[Start]

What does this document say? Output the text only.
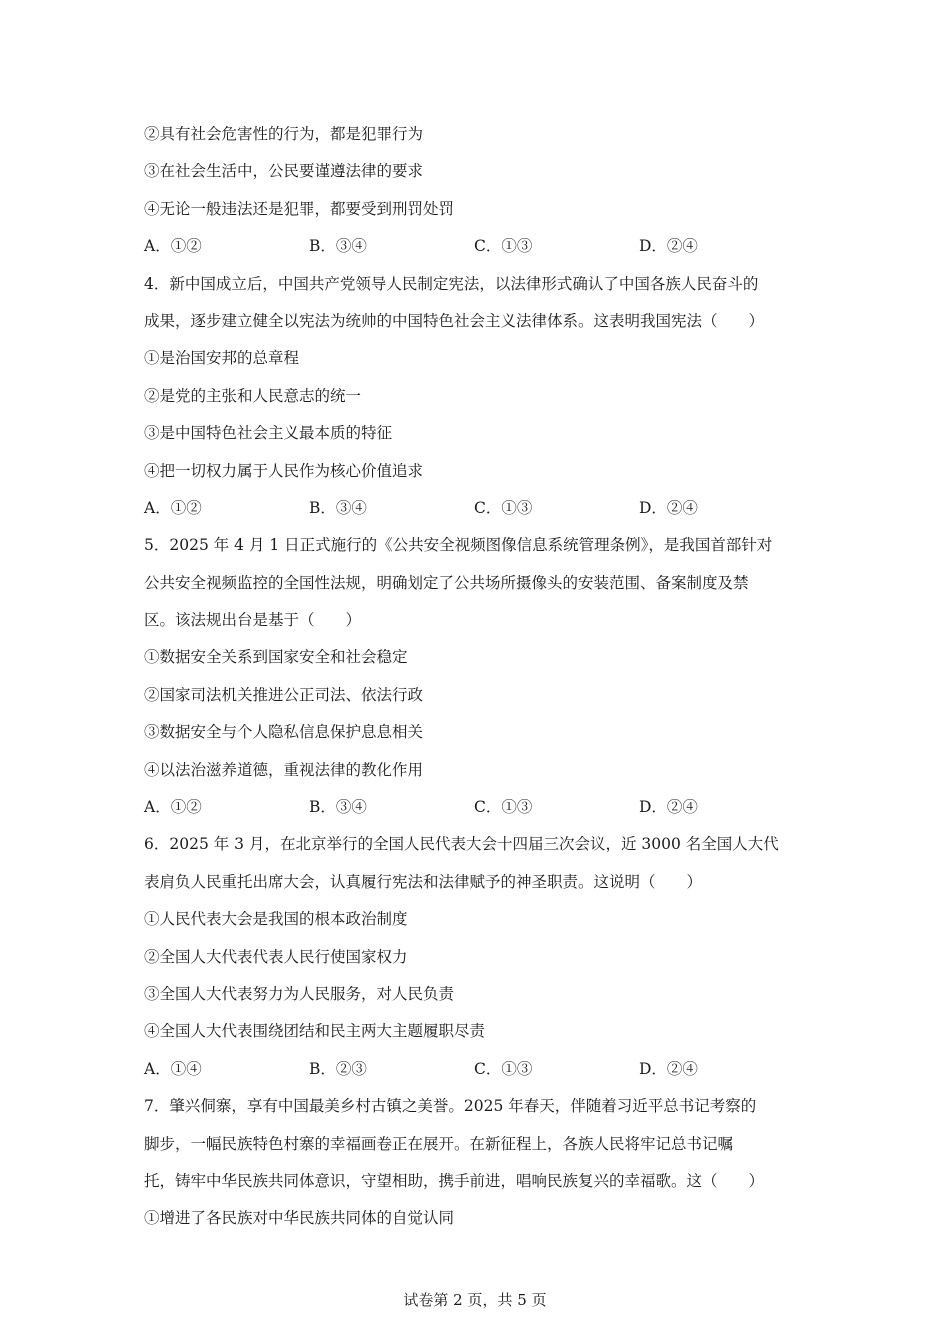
②具有社会危害性的行为，都是犯罪行为
③在社会生活中，公民要谨遵法律的要求
④无论一般违法还是犯罪，都要受到刑罚处罚
A．①②	B．③④	C．①③	D．②④
4．新中国成立后，中国共产党领导人民制定宪法，以法律形式确认了中国各族人民奋斗的
成果，逐步建立健全以宪法为统帅的中国特色社会主义法律体系。这表明我国宪法（　　）
①是治国安邦的总章程
②是党的主张和人民意志的统一
③是中国特色社会主义最本质的特征
④把一切权力属于人民作为核心价值追求
A．①②	B．③④	C．①③	D．②④
5．2025 年 4 月 1 日正式施行的《公共安全视频图像信息系统管理条例》，是我国首部针对
公共安全视频监控的全国性法规，明确划定了公共场所摄像头的安装范围、备案制度及禁
区。该法规出台是基于（　　）
①数据安全关系到国家安全和社会稳定
②国家司法机关推进公正司法、依法行政
③数据安全与个人隐私信息保护息息相关
④以法治滋养道德，重视法律的教化作用
A．①②	B．③④	C．①③	D．②④
6．2025 年 3 月，在北京举行的全国人民代表大会十四届三次会议，近 3000 名全国人大代
表肩负人民重托出席大会，认真履行宪法和法律赋予的神圣职责。这说明（　　）
①人民代表大会是我国的根本政治制度
②全国人大代表代表人民行使国家权力
③全国人大代表努力为人民服务，对人民负责
④全国人大代表围绕团结和民主两大主题履职尽责
A．①④	B．②③	C．①③	D．②④
7．肇兴侗寨，享有中国最美乡村古镇之美誉。2025 年春天，伴随着习近平总书记考察的
脚步，一幅民族特色村寨的幸福画卷正在展开。在新征程上，各族人民将牢记总书记嘱
托，铸牢中华民族共同体意识，守望相助，携手前进，唱响民族复兴的幸福歌。这（　　）
①增进了各民族对中华民族共同体的自觉认同
试卷第 2 页，共 5 页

[End]

_To do_. Your job is to transcribe the entries above exactly; skip the pictures.

_Full solution_.
What does this document say? Output the text only.
②具有社会危害性的行为，都是犯罪行为
③在社会生活中，公民要谨遵法律的要求
④无论一般违法还是犯罪，都要受到刑罚处罚
A．①②	B．③④	C．①③	D．②④
4．新中国成立后，中国共产党领导人民制定宪法，以法律形式确认了中国各族人民奋斗的
成果，逐步建立健全以宪法为统帅的中国特色社会主义法律体系。这表明我国宪法（　　）
①是治国安邦的总章程
②是党的主张和人民意志的统一
③是中国特色社会主义最本质的特征
④把一切权力属于人民作为核心价值追求
A．①②	B．③④	C．①③	D．②④
5．2025 年 4 月 1 日正式施行的《公共安全视频图像信息系统管理条例》，是我国首部针对
公共安全视频监控的全国性法规，明确划定了公共场所摄像头的安装范围、备案制度及禁
区。该法规出台是基于（　　）
①数据安全关系到国家安全和社会稳定
②国家司法机关推进公正司法、依法行政
③数据安全与个人隐私信息保护息息相关
④以法治滋养道德，重视法律的教化作用
A．①②	B．③④	C．①③	D．②④
6．2025 年 3 月，在北京举行的全国人民代表大会十四届三次会议，近 3000 名全国人大代
表肩负人民重托出席大会，认真履行宪法和法律赋予的神圣职责。这说明（　　）
①人民代表大会是我国的根本政治制度
②全国人大代表代表人民行使国家权力
③全国人大代表努力为人民服务，对人民负责
④全国人大代表围绕团结和民主两大主题履职尽责
A．①④	B．②③	C．①③	D．②④
7．肇兴侗寨，享有中国最美乡村古镇之美誉。2025 年春天，伴随着习近平总书记考察的
脚步，一幅民族特色村寨的幸福画卷正在展开。在新征程上，各族人民将牢记总书记嘱
托，铸牢中华民族共同体意识，守望相助，携手前进，唱响民族复兴的幸福歌。这（　　）
①增进了各民族对中华民族共同体的自觉认同
试卷第 2 页，共 5 页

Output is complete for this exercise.